* Text excerpt *
In the discussion of Clark (1973), KeithSmith (1976, 262) rightly states that “it does seem useful […] to consider whether, had these materials been a sample, the main effect would still be large enough to justify confidence in its reality.” He closes by say that “no one should accept [Clark’s] dogma, nor that of his critics (i.e. Wike and Church 1976). Authors will continue to be responsible for defending the generality of their findings across subjects and materials, statistically where appropriate, logically always.”

A close reading of Clark (1973) and Wike and Church (1976) shows that their points of view on permissive generalizations are quite similar. Wike and Church (1976) state that the random-effects model allows us to “generalize to larger populations for which the selected levels are typical or representative” (1976, 253), which corresponds to Clark (1973)’s “population defined by [the] non-random sampling procedure” (1973, 349). Wike and Church (1976) explicitly state that the delimitation of this population is “outside the realm of statistics” (1976, 253), and while Clark does not use the word extra- (or non-)statistical generalization, he does note the “difficulty” of delineating the sampled population.

* Goal 1 *
Answer these questions on the excerpt about Clark (1973):
(a) According to Wike and Church (1976), the delimitation of the population lies outside the realm of what?
(b) What does Clark note about delineating the sampled population?
(c) Whose dogma does the closing quotation say no one should accept?

* Exercise input *
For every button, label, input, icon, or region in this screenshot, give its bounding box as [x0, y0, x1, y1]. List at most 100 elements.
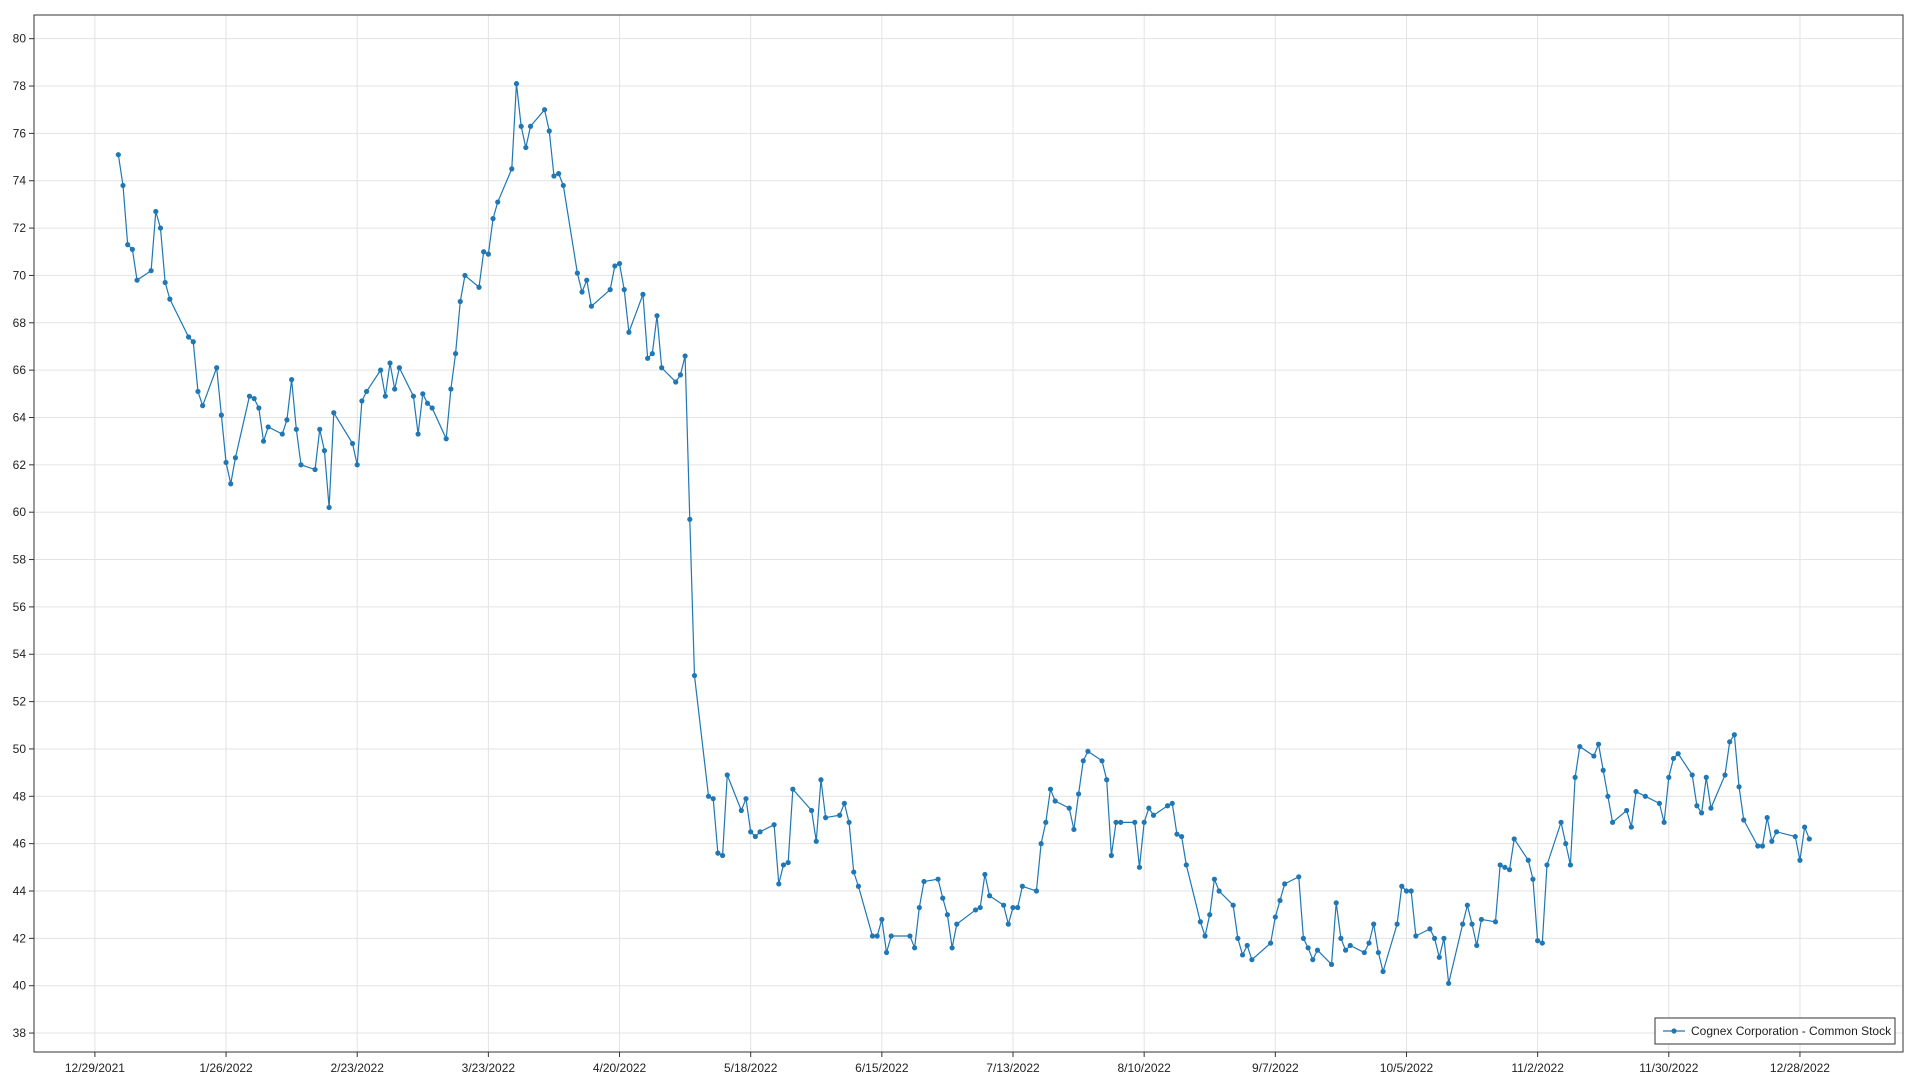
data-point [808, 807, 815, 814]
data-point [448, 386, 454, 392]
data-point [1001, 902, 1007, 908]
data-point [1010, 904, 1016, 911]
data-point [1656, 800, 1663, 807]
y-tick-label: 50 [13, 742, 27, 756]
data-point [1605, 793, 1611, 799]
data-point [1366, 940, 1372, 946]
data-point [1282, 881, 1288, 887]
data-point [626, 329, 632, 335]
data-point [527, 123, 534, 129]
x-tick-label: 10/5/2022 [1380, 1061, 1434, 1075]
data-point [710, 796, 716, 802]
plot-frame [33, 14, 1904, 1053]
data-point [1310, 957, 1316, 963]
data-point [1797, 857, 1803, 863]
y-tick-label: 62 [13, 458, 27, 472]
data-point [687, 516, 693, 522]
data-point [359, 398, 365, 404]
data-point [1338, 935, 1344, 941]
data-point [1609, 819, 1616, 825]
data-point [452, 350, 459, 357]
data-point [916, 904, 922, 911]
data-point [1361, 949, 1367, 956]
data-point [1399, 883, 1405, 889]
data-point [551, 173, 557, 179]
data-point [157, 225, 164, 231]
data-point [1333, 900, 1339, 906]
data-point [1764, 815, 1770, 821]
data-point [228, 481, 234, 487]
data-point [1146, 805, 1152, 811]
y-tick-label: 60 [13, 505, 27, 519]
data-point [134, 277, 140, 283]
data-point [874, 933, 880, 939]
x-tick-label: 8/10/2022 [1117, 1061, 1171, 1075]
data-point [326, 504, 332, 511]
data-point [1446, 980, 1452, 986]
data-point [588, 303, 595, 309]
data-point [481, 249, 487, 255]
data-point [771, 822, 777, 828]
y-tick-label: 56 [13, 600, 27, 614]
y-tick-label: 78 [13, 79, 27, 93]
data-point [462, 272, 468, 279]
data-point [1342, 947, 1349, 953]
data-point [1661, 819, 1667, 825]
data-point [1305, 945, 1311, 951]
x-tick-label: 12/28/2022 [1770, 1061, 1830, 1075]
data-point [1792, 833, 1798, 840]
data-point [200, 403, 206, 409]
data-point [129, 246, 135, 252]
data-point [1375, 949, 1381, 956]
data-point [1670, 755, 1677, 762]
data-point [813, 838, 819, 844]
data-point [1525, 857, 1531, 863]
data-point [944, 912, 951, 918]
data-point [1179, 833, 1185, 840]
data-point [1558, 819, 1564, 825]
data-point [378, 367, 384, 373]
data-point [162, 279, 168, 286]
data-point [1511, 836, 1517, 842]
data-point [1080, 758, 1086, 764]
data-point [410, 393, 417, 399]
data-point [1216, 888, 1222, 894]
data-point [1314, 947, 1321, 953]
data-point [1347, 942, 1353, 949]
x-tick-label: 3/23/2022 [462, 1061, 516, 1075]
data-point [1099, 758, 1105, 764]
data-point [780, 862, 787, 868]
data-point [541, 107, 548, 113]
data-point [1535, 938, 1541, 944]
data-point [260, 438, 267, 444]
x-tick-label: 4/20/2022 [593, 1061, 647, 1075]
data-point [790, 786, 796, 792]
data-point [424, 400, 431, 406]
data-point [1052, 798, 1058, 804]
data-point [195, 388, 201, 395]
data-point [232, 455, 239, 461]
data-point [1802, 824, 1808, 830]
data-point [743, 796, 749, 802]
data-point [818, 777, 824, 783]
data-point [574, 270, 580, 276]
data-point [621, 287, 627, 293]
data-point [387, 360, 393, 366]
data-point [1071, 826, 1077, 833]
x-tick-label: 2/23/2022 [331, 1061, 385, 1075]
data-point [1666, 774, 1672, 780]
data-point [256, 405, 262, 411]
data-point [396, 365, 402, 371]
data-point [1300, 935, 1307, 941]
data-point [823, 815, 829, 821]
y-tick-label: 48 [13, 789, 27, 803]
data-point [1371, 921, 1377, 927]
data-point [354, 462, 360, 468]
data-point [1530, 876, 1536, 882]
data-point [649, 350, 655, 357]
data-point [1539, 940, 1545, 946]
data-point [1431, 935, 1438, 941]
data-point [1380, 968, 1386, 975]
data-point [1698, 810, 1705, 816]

* * *

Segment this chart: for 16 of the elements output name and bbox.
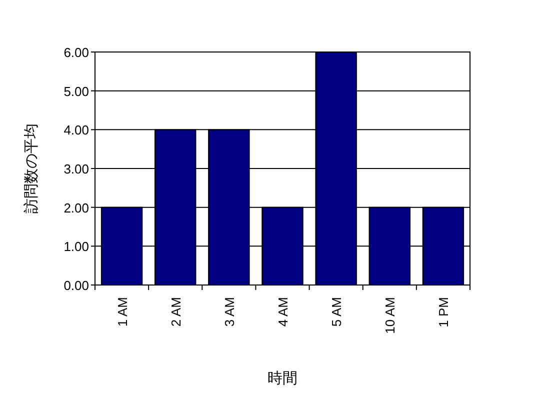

* Goal 2 *
How many lines of the records contain the string "elements", counting case? Reply with the number only.

* Expected output 1 *
(a) Statistics.
(b) He notes the "difficulty" of delineating it.
(c) Clark's, and that of his critics, Wike and Church (1976).

* Expected output 2 *
2